- [TASK STATEMENT] The records underneath are to be repeated exactly, with the pictures left out.
****************
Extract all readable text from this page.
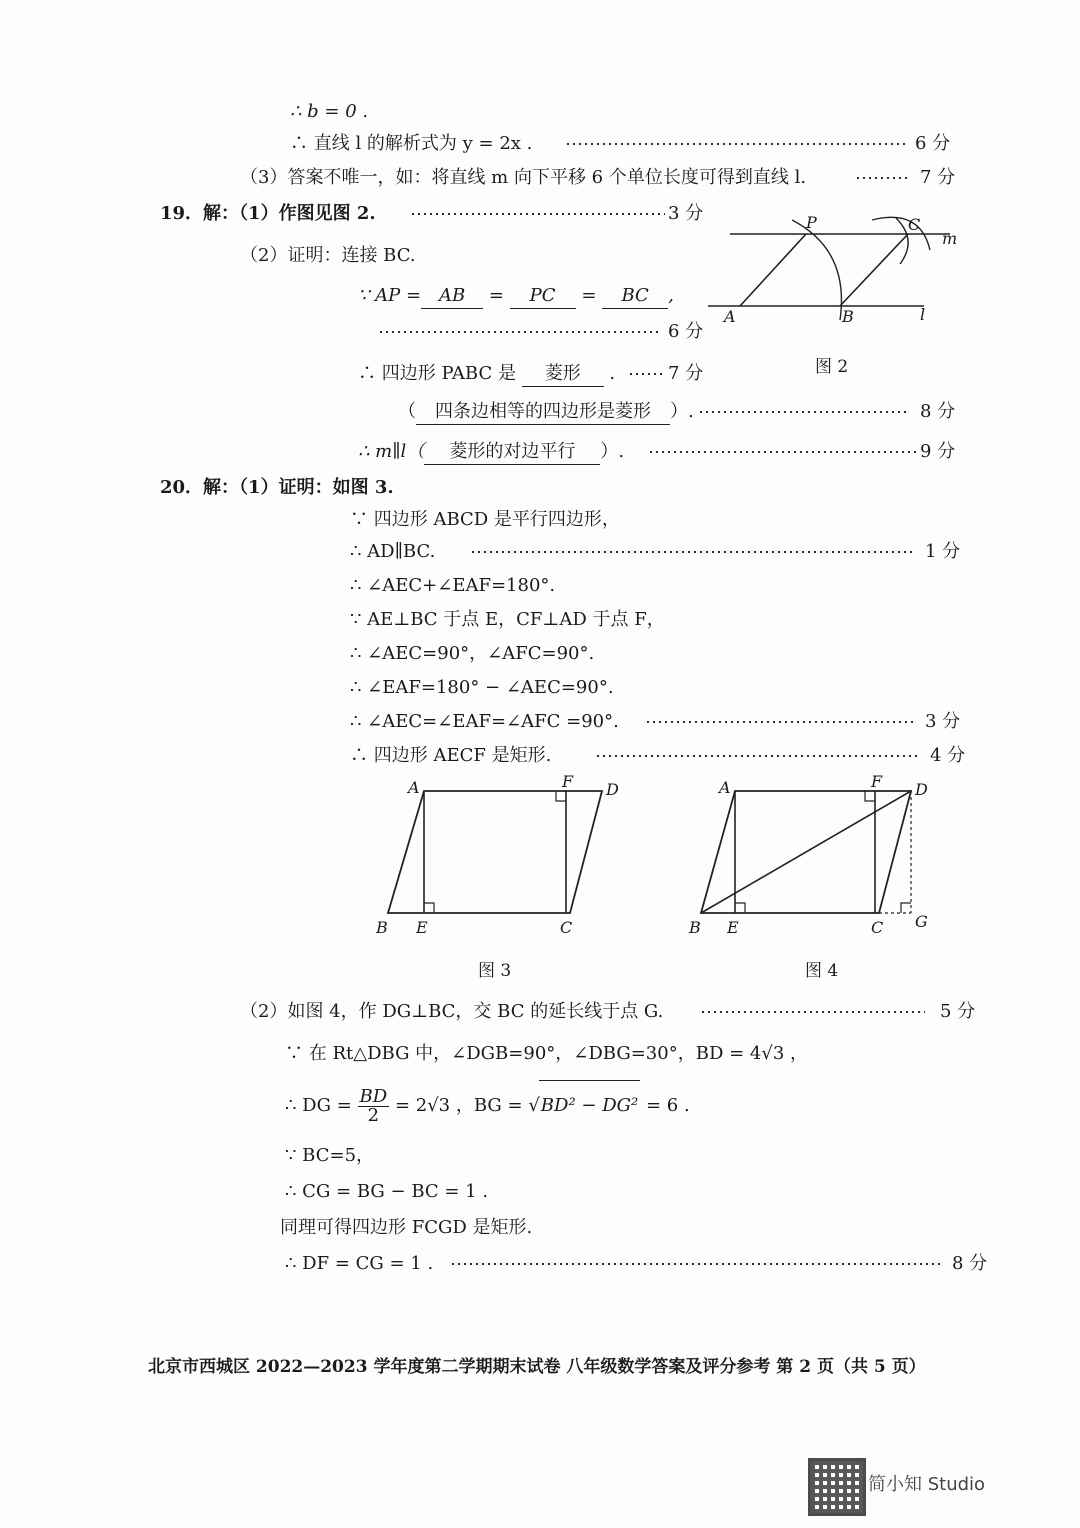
∴ b = 0 .
∴ 直线 l 的解析式为 y = 2x .	6 分
（3）答案不唯一，如：将直线 m 向下平移 6 个单位长度可得到直线 l.	7 分
19．解：（1）作图见图 2.	3 分
（2）证明：连接 BC.
∵ AP = AB = PC = BC ,
6 分
∴ 四边形 PABC 是 菱形 .	7 分
（ 四条边相等的四边形是菱形 ）.	8 分
∴ m∥l（ 菱形的对边平行 ）.	9 分
P	C
m
A	B	l
图 2
20．解：（1）证明：如图 3.
∵ 四边形 ABCD 是平行四边形，
∴ AD∥BC.	1 分
∴ ∠AEC+∠EAF=180°.
∵ AE⊥BC 于点 E，CF⊥AD 于点 F，
∴ ∠AEC=90°，∠AFC=90°.
∴ ∠EAF=180° − ∠AEC=90°.
∴ ∠AEC=∠EAF=∠AFC =90°.	3 分
∴ 四边形 AECF 是矩形.	4 分
A	F D
B E	C
图 3
A	F D
B E	C G
图 4
（2）如图 4，作 DG⊥BC，交 BC 的延长线于点 G.	5 分
∵ 在 Rt△DBG 中，∠DGB=90°，∠DBG=30°，BD = 4√3 ，
∴ DG = $\frac{BD}{2} = 2√3$ ，BG = √BD² − DG² = 6 .
∵ BC=5，
∴ CG = BG − BC = 1 .
同理可得四边形 FCGD 是矩形.
∴ DF = CG = 1 .	8 分
北京市西城区 2022—2023 学年度第二学期期末试卷 八年级数学答案及评分参考 第 2 页（共 5 页）
简小知 Studio
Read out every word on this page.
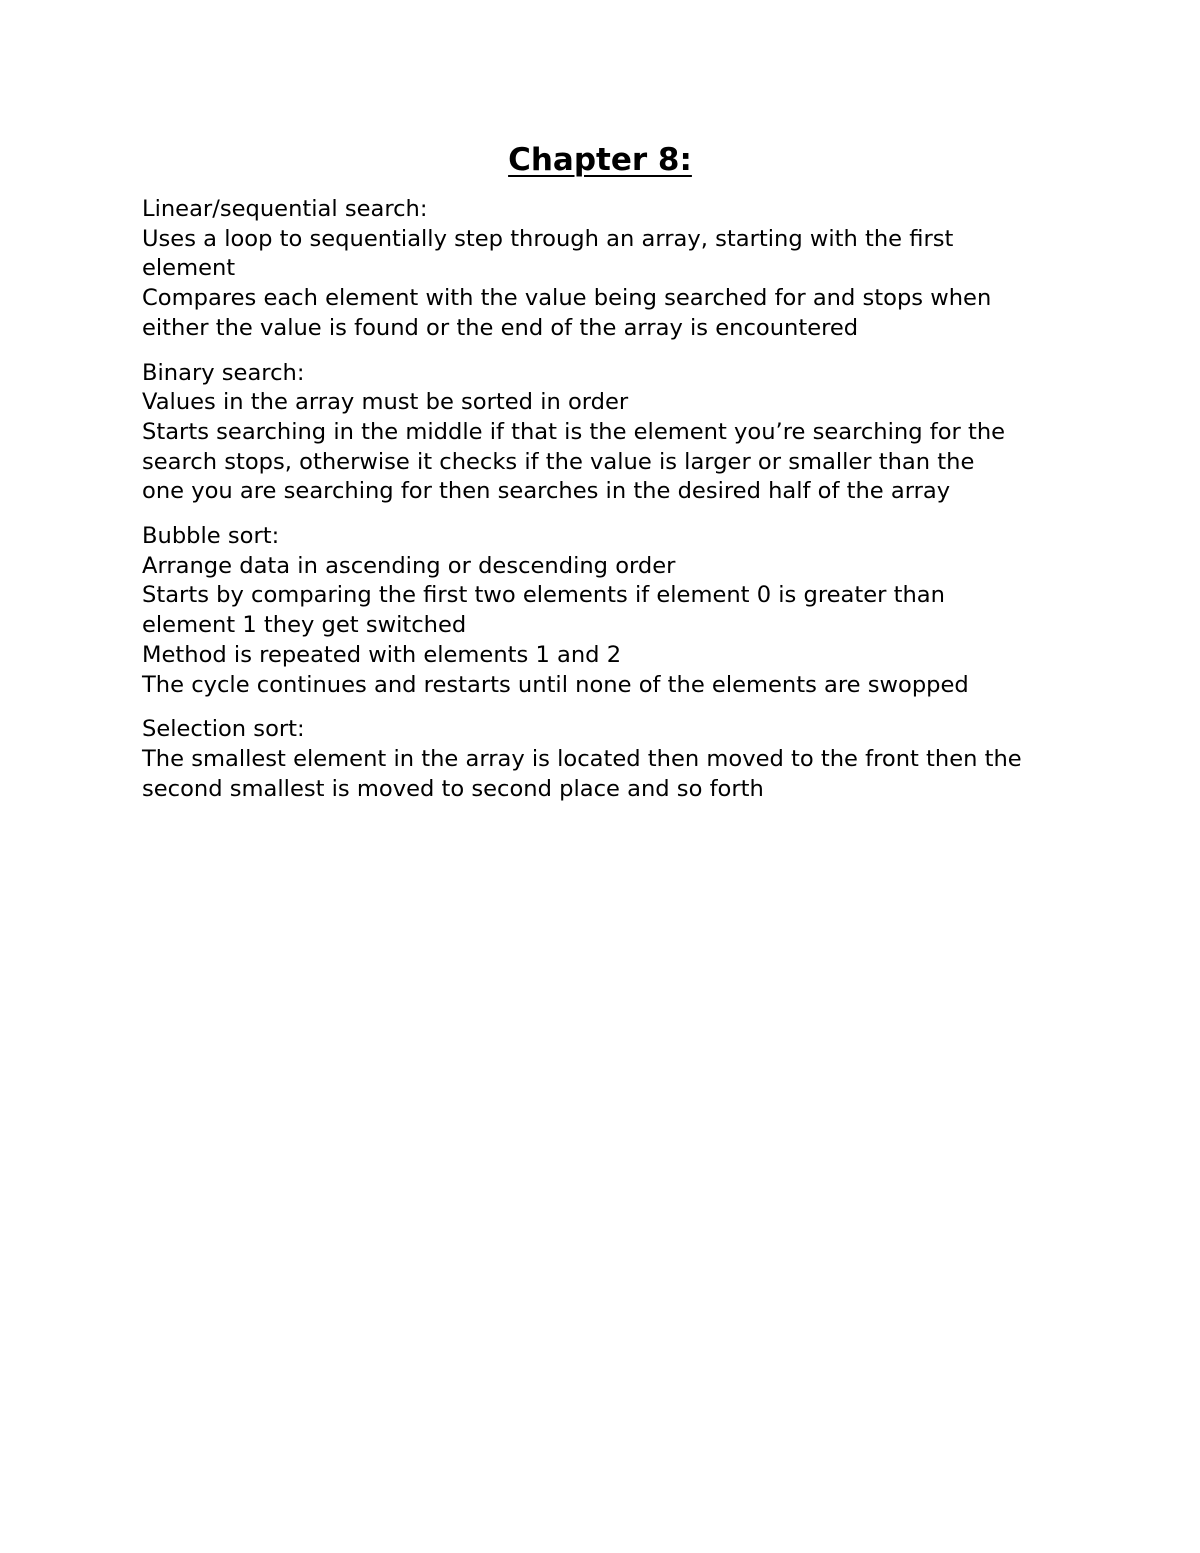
Chapter 8:
Linear/sequential search:
Uses a loop to sequentially step through an array, starting with the first
element
Compares each element with the value being searched for and stops when
either the value is found or the end of the array is encountered
Binary search:
Values in the array must be sorted in order
Starts searching in the middle if that is the element you’re searching for the
search stops, otherwise it checks if the value is larger or smaller than the
one you are searching for then searches in the desired half of the array
Bubble sort:
Arrange data in ascending or descending order
Starts by comparing the first two elements if element 0 is greater than
element 1 they get switched
Method is repeated with elements 1 and 2
The cycle continues and restarts until none of the elements are swopped
Selection sort:
The smallest element in the array is located then moved to the front then the
second smallest is moved to second place and so forth
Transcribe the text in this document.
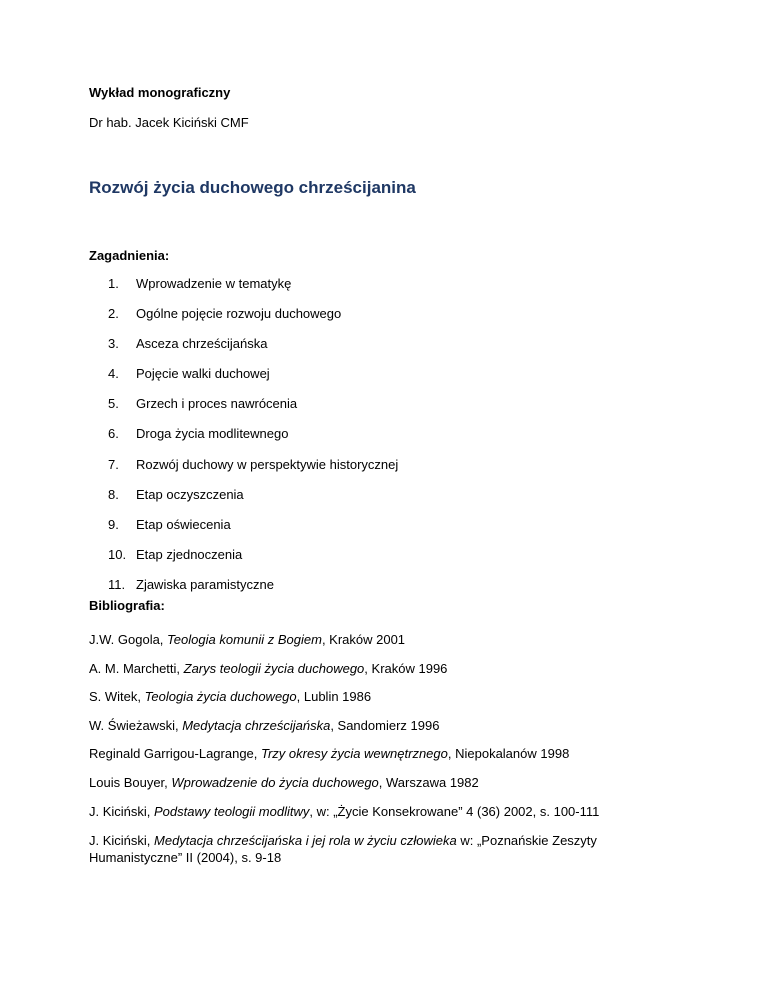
Wykład monograficzny
Dr hab. Jacek Kiciński CMF
Rozwój życia duchowego chrześcijanina
Zagadnienia:
1. Wprowadzenie w tematykę
2. Ogólne pojęcie rozwoju duchowego
3. Asceza chrześcijańska
4. Pojęcie walki duchowej
5. Grzech i proces nawrócenia
6. Droga życia modlitewnego
7. Rozwój duchowy w perspektywie historycznej
8. Etap oczyszczenia
9. Etap oświecenia
10. Etap zjednoczenia
11. Zjawiska paramistyczne
Bibliografia:
J.W. Gogola, Teologia komunii z Bogiem, Kraków 2001
A. M. Marchetti, Zarys teologii życia duchowego, Kraków 1996
S. Witek, Teologia życia duchowego, Lublin 1986
W. Świeżawski, Medytacja chrześcijańska, Sandomierz 1996
Reginald Garrigou-Lagrange, Trzy okresy życia wewnętrznego, Niepokalanów 1998
Louis Bouyer, Wprowadzenie do życia duchowego, Warszawa 1982
J. Kiciński, Podstawy teologii modlitwy, w: „Życie Konsekrowane” 4 (36) 2002, s. 100-111
J. Kiciński, Medytacja chrześcijańska i jej rola w życiu człowieka w: „Poznańskie Zeszyty Humanistyczne” II (2004), s. 9-18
****************
- [REPLY]
Extract all readable text from this page.
∴ b = 0 .
∴ 直线 l 的解析式为 y = 2x .	6 分
（3）答案不唯一，如：将直线 m 向下平移 6 个单位长度可得到直线 l.	7 分
19．解：（1）作图见图 2.	3 分
（2）证明：连接 BC.
∵ AP = AB = PC = BC ,
6 分
∴ 四边形 PABC 是 菱形 .	7 分
（ 四条边相等的四边形是菱形 ）.	8 分
∴ m∥l（ 菱形的对边平行 ）.	9 分
P	C
m
A	B	l
图 2
20．解：（1）证明：如图 3.
∵ 四边形 ABCD 是平行四边形，
∴ AD∥BC.	1 分
∴ ∠AEC+∠EAF=180°.
∵ AE⊥BC 于点 E，CF⊥AD 于点 F，
∴ ∠AEC=90°，∠AFC=90°.
∴ ∠EAF=180° − ∠AEC=90°.
∴ ∠AEC=∠EAF=∠AFC =90°.	3 分
∴ 四边形 AECF 是矩形.	4 分
A	F D
B E	C
图 3
A	F D
B E	C G
图 4
（2）如图 4，作 DG⊥BC，交 BC 的延长线于点 G.	5 分
∵ 在 Rt△DBG 中，∠DGB=90°，∠DBG=30°，BD = 4√3 ，
∴ DG = $\frac{BD}{2} = 2√3$ ，BG = √BD² − DG² = 6 .
∵ BC=5，
∴ CG = BG − BC = 1 .
同理可得四边形 FCGD 是矩形.
∴ DF = CG = 1 .	8 分
北京市西城区 2022—2023 学年度第二学期期末试卷 八年级数学答案及评分参考 第 2 页（共 5 页）
简小知 Studio
Read out every word on this page.
Chapter 8:
Linear/sequential search:
Uses a loop to sequentially step through an array, starting with the first
element
Compares each element with the value being searched for and stops when
either the value is found or the end of the array is encountered
Binary search:
Values in the array must be sorted in order
Starts searching in the middle if that is the element you’re searching for the
search stops, otherwise it checks if the value is larger or smaller than the
one you are searching for then searches in the desired half of the array
Bubble sort:
Arrange data in ascending or descending order
Starts by comparing the first two elements if element 0 is greater than
element 1 they get switched
Method is repeated with elements 1 and 2
The cycle continues and restarts until none of the elements are swopped
Selection sort:
The smallest element in the array is located then moved to the front then the
second smallest is moved to second place and so forth
Transcribe the text in this document.
Wykład monograficzny
Dr hab. Jacek Kiciński CMF
Rozwój życia duchowego chrześcijanina
Zagadnienia:
1. Wprowadzenie w tematykę
2. Ogólne pojęcie rozwoju duchowego
3. Asceza chrześcijańska
4. Pojęcie walki duchowej
5. Grzech i proces nawrócenia
6. Droga życia modlitewnego
7. Rozwój duchowy w perspektywie historycznej
8. Etap oczyszczenia
9. Etap oświecenia
10. Etap zjednoczenia
11. Zjawiska paramistyczne
Bibliografia:
J.W. Gogola, Teologia komunii z Bogiem, Kraków 2001
A. M. Marchetti, Zarys teologii życia duchowego, Kraków 1996
S. Witek, Teologia życia duchowego, Lublin 1986
W. Świeżawski, Medytacja chrześcijańska, Sandomierz 1996
Reginald Garrigou-Lagrange, Trzy okresy życia wewnętrznego, Niepokalanów 1998
Louis Bouyer, Wprowadzenie do życia duchowego, Warszawa 1982
J. Kiciński, Podstawy teologii modlitwy, w: „Życie Konsekrowane” 4 (36) 2002, s. 100-111
J. Kiciński, Medytacja chrześcijańska i jej rola w życiu człowieka w: „Poznańskie Zeszyty Humanistyczne” II (2004), s. 9-18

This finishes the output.